_What is expected_. Leaving out the pictures, output the lines from the one that contains "Give me a plain-text" through the end of the material, exactly as they stand.

[Dataset items]
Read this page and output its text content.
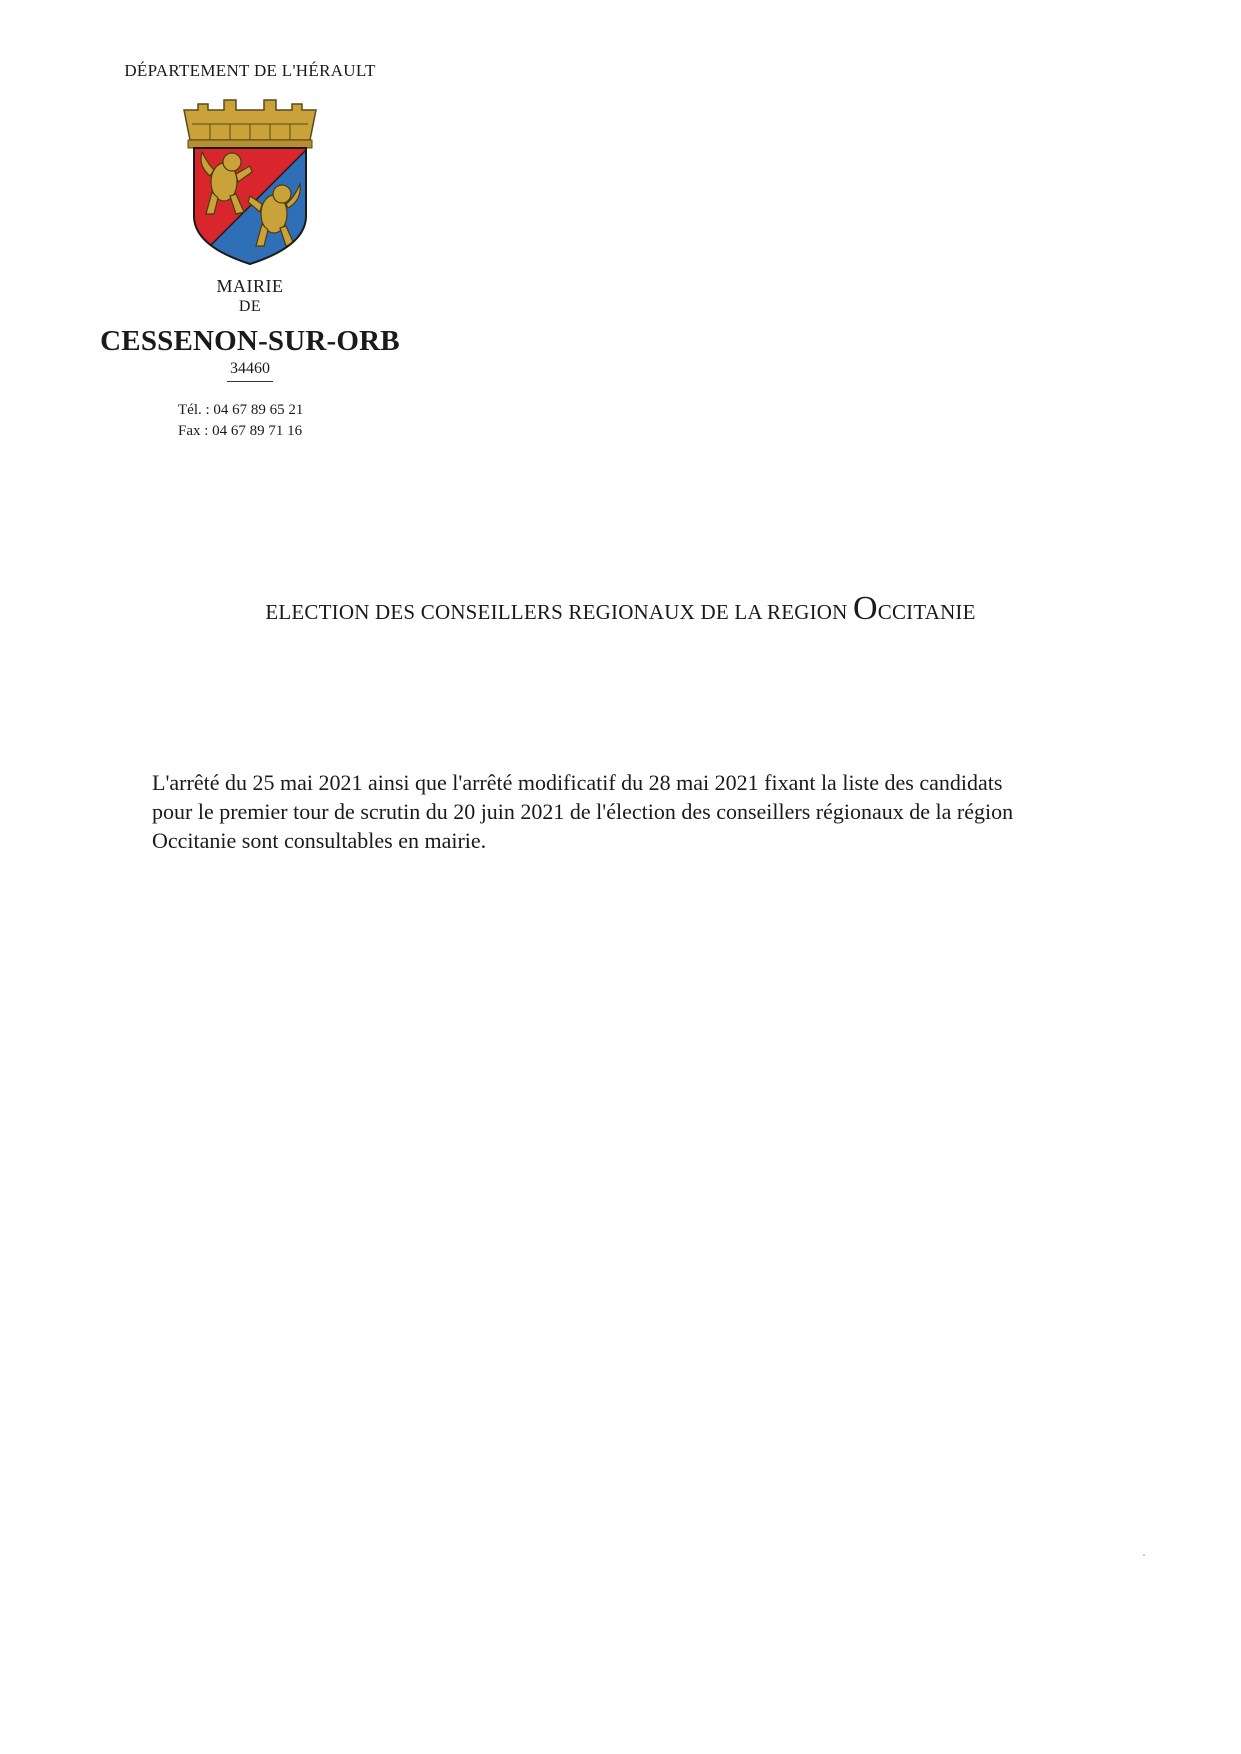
DÉPARTEMENT DE L'HÉRAULT

MAIRIE
DE
CESSENON-SUR-ORB
34460
Tél. : 04 67 89 65 21
Fax : 04 67 89 71 16
ELECTION DES CONSEILLERS REGIONAUX DE LA REGION OCCITANIE

L'arrêté du 25 mai 2021 ainsi que l'arrêté modificatif du 28 mai 2021 fixant la liste des candidats pour le premier tour de scrutin du 20 juin 2021 de l'élection des conseillers régionaux de la région Occitanie sont consultables en mairie.
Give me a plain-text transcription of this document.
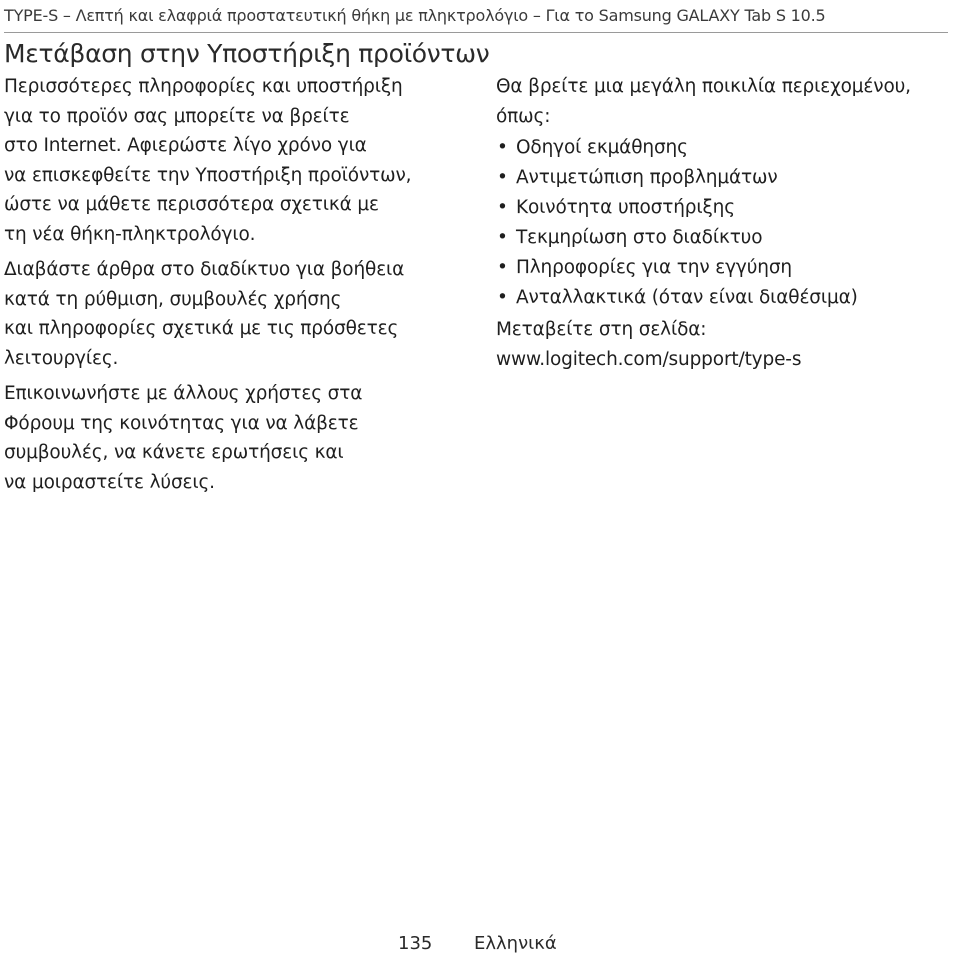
TYPE-S – Λεπτή και ελαφριά προστατευτική θήκη με πληκτρολόγιο – Για το Samsung GALAXY Tab S 10.5
Μετάβαση στην Υποστήριξη προϊόντων

Περισσότερες πληροφορίες και υποστήριξη
για το προϊόν σας μπορείτε να βρείτε
στο Internet. Αφιερώστε λίγο χρόνο για
να επισκεφθείτε την Υποστήριξη προϊόντων,
ώστε να μάθετε περισσότερα σχετικά με
τη νέα θήκη-πληκτρολόγιο.

Διαβάστε άρθρα στο διαδίκτυο για βοήθεια
κατά τη ρύθμιση, συμβουλές χρήσης
και πληροφορίες σχετικά με τις πρόσθετες
λειτουργίες.

Επικοινωνήστε με άλλους χρήστες στα
Φόρουμ της κοινότητας για να λάβετε
συμβουλές, να κάνετε ερωτήσεις και
να μοιραστείτε λύσεις.

Θα βρείτε μια μεγάλη ποικιλία περιεχομένου,
όπως:

• Οδηγοί εκμάθησης
• Αντιμετώπιση προβλημάτων
• Κοινότητα υποστήριξης
• Τεκμηρίωση στο διαδίκτυο
• Πληροφορίες για την εγγύηση
• Ανταλλακτικά (όταν είναι διαθέσιμα)

Μεταβείτε στη σελίδα:

www.logitech.com/support/type-s

135 Ελληνικά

_Reply to the task_.
Give me a plain-text transcription of this document.
TYPE-S – Λεπτή και ελαφριά προστατευτική θήκη με πληκτρολόγιο – Για το Samsung GALAXY Tab S 10.5
Μετάβαση στην Υποστήριξη προϊόντων

Περισσότερες πληροφορίες και υποστήριξη
για το προϊόν σας μπορείτε να βρείτε
στο Internet. Αφιερώστε λίγο χρόνο για
να επισκεφθείτε την Υποστήριξη προϊόντων,
ώστε να μάθετε περισσότερα σχετικά με
τη νέα θήκη-πληκτρολόγιο.

Διαβάστε άρθρα στο διαδίκτυο για βοήθεια
κατά τη ρύθμιση, συμβουλές χρήσης
και πληροφορίες σχετικά με τις πρόσθετες
λειτουργίες.

Επικοινωνήστε με άλλους χρήστες στα
Φόρουμ της κοινότητας για να λάβετε
συμβουλές, να κάνετε ερωτήσεις και
να μοιραστείτε λύσεις.

Θα βρείτε μια μεγάλη ποικιλία περιεχομένου,
όπως:

• Οδηγοί εκμάθησης
• Αντιμετώπιση προβλημάτων
• Κοινότητα υποστήριξης
• Τεκμηρίωση στο διαδίκτυο
• Πληροφορίες για την εγγύηση
• Ανταλλακτικά (όταν είναι διαθέσιμα)

Μεταβείτε στη σελίδα:

www.logitech.com/support/type-s

135 Ελληνικά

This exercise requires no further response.